▶ _Task details_: Please reproduce the records below word for word, keeping every line in its original order.

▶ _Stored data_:
--------

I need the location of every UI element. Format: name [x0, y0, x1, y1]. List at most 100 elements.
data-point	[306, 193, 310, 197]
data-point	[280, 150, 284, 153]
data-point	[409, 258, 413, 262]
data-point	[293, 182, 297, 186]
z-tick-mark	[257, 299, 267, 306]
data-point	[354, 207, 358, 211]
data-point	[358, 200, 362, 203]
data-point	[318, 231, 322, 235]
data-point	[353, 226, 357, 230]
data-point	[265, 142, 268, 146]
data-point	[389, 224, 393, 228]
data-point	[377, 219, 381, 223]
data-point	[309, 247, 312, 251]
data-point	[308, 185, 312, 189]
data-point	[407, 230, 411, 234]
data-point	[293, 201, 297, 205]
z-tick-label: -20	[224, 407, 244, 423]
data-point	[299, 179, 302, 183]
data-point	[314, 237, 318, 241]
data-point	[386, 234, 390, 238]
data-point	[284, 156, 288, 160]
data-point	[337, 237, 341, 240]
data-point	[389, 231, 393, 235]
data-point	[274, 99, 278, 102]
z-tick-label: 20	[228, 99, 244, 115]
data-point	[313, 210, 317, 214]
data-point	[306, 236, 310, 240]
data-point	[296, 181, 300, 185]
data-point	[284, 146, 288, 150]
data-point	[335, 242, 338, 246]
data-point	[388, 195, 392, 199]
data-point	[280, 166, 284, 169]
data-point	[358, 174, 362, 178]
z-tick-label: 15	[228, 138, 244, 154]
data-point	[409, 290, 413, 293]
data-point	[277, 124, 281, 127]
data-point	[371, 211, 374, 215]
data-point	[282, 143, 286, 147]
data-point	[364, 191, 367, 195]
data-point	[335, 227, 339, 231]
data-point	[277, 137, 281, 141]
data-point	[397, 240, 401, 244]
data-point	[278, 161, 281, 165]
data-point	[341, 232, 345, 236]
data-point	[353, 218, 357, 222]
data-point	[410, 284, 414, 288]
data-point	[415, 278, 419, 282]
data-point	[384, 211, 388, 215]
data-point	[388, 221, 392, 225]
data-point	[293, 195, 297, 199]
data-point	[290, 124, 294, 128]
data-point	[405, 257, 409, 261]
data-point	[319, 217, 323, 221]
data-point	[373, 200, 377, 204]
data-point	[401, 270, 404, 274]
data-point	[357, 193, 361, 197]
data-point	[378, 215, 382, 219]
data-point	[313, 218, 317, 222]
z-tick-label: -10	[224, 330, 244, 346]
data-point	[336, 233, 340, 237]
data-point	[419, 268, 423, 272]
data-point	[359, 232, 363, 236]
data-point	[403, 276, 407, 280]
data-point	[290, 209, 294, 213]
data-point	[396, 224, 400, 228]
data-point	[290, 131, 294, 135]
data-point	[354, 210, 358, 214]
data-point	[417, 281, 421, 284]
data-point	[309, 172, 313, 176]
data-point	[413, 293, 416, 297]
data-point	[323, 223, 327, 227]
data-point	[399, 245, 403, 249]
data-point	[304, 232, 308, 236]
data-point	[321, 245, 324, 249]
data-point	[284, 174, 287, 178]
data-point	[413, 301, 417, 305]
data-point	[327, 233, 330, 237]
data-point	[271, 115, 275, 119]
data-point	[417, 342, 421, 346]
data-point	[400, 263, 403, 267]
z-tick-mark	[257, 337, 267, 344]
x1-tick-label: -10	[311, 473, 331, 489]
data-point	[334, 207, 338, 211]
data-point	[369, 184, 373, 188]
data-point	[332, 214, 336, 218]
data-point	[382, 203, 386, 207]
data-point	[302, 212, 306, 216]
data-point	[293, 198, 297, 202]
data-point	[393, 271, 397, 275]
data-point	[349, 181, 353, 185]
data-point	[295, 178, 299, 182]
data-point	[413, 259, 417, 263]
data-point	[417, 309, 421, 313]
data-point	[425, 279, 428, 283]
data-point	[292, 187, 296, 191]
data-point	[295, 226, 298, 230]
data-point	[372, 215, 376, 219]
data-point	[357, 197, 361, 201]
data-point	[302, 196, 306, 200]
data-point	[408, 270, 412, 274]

--------

▶ _Task response_:
I need the location of every UI element. Format: name [x0, y0, x1, y1]. List at most 100 elements.
data-point	[306, 193, 310, 197]
data-point	[280, 150, 284, 153]
data-point	[409, 258, 413, 262]
data-point	[293, 182, 297, 186]
z-tick-mark	[257, 299, 267, 306]
data-point	[354, 207, 358, 211]
data-point	[358, 200, 362, 203]
data-point	[318, 231, 322, 235]
data-point	[353, 226, 357, 230]
data-point	[265, 142, 268, 146]
data-point	[389, 224, 393, 228]
data-point	[377, 219, 381, 223]
data-point	[309, 247, 312, 251]
data-point	[308, 185, 312, 189]
data-point	[407, 230, 411, 234]
data-point	[293, 201, 297, 205]
z-tick-label: -20	[224, 407, 244, 423]
data-point	[299, 179, 302, 183]
data-point	[314, 237, 318, 241]
data-point	[386, 234, 390, 238]
data-point	[284, 156, 288, 160]
data-point	[337, 237, 341, 240]
data-point	[389, 231, 393, 235]
data-point	[274, 99, 278, 102]
z-tick-label: 20	[228, 99, 244, 115]
data-point	[313, 210, 317, 214]
data-point	[306, 236, 310, 240]
data-point	[296, 181, 300, 185]
data-point	[284, 146, 288, 150]
data-point	[335, 242, 338, 246]
data-point	[388, 195, 392, 199]
data-point	[280, 166, 284, 169]
data-point	[358, 174, 362, 178]
z-tick-label: 15	[228, 138, 244, 154]
data-point	[409, 290, 413, 293]
data-point	[277, 124, 281, 127]
data-point	[371, 211, 374, 215]
data-point	[282, 143, 286, 147]
data-point	[364, 191, 367, 195]
data-point	[335, 227, 339, 231]
data-point	[277, 137, 281, 141]
data-point	[397, 240, 401, 244]
data-point	[278, 161, 281, 165]
data-point	[341, 232, 345, 236]
data-point	[353, 218, 357, 222]
data-point	[410, 284, 414, 288]
data-point	[415, 278, 419, 282]
data-point	[384, 211, 388, 215]
data-point	[388, 221, 392, 225]
data-point	[293, 195, 297, 199]
data-point	[290, 124, 294, 128]
data-point	[405, 257, 409, 261]
data-point	[319, 217, 323, 221]
data-point	[373, 200, 377, 204]
data-point	[401, 270, 404, 274]
data-point	[357, 193, 361, 197]
data-point	[378, 215, 382, 219]
data-point	[313, 218, 317, 222]
z-tick-label: -10	[224, 330, 244, 346]
data-point	[336, 233, 340, 237]
data-point	[419, 268, 423, 272]
data-point	[359, 232, 363, 236]
data-point	[403, 276, 407, 280]
data-point	[290, 209, 294, 213]
data-point	[396, 224, 400, 228]
data-point	[290, 131, 294, 135]
data-point	[354, 210, 358, 214]
data-point	[417, 281, 421, 284]
data-point	[309, 172, 313, 176]
data-point	[413, 293, 416, 297]
data-point	[323, 223, 327, 227]
data-point	[399, 245, 403, 249]
data-point	[304, 232, 308, 236]
data-point	[321, 245, 324, 249]
data-point	[284, 174, 287, 178]
data-point	[413, 301, 417, 305]
data-point	[327, 233, 330, 237]
data-point	[271, 115, 275, 119]
data-point	[417, 342, 421, 346]
data-point	[400, 263, 403, 267]
z-tick-mark	[257, 337, 267, 344]
x1-tick-label: -10	[311, 473, 331, 489]
data-point	[334, 207, 338, 211]
data-point	[369, 184, 373, 188]
data-point	[332, 214, 336, 218]
data-point	[382, 203, 386, 207]
data-point	[302, 212, 306, 216]
data-point	[293, 198, 297, 202]
data-point	[393, 271, 397, 275]
data-point	[349, 181, 353, 185]
data-point	[295, 178, 299, 182]
data-point	[413, 259, 417, 263]
data-point	[417, 309, 421, 313]
data-point	[425, 279, 428, 283]
data-point	[292, 187, 296, 191]
data-point	[295, 226, 298, 230]
data-point	[372, 215, 376, 219]
data-point	[357, 197, 361, 201]
data-point	[302, 196, 306, 200]
data-point	[408, 270, 412, 274]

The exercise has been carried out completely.